___ Data entries

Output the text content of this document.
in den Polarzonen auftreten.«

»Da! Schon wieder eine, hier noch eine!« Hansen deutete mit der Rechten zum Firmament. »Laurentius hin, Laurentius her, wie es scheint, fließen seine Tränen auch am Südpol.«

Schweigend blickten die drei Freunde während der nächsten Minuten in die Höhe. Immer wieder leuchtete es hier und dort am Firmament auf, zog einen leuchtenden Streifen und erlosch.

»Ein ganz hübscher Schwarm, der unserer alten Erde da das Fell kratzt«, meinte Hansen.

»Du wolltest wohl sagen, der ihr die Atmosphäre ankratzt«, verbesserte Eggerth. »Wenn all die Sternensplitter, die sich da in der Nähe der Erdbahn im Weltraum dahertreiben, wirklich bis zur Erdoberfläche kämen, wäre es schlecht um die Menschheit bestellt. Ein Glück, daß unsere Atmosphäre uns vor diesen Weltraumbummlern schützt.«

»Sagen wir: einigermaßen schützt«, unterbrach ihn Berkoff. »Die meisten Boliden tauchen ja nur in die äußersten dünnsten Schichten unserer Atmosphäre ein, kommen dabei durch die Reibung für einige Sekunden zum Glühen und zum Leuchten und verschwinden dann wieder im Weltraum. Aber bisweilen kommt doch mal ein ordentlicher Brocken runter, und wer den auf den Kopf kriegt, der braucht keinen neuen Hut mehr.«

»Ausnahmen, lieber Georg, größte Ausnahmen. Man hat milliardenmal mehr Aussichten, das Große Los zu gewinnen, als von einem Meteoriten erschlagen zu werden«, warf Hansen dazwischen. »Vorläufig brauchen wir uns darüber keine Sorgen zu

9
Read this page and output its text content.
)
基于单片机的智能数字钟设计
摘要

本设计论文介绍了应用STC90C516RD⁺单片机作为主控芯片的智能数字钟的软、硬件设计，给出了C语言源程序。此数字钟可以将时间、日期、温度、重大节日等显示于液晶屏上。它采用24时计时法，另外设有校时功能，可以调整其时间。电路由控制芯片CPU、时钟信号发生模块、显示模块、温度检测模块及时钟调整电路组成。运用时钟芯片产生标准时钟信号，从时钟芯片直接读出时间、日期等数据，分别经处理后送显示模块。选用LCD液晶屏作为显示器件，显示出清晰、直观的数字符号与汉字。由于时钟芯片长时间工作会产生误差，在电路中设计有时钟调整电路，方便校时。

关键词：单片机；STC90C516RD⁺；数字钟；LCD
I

______

**To be done:** Show every line from the entries above in which "unserer" appears.

**Solution to the exercise:**
»Ein ganz hübscher Schwarm, der unserer alten Erde da das Fell kratzt«, meinte Hansen.
»Sagen wir: einigermaßen schützt«, unterbrach ihn Berkoff. »Die meisten Boliden tauchen ja nur in die äußersten dünnsten Schichten unserer Atmosphäre ein, kommen dabei durch die Reibung für einige Sekunden zum Glühen und zum Leuchten und verschwinden dann wieder im Weltraum. Aber bisweilen kommt doch mal ein ordentlicher Brocken runter, und wer den auf den Kopf kriegt, der braucht keinen neuen Hut mehr.«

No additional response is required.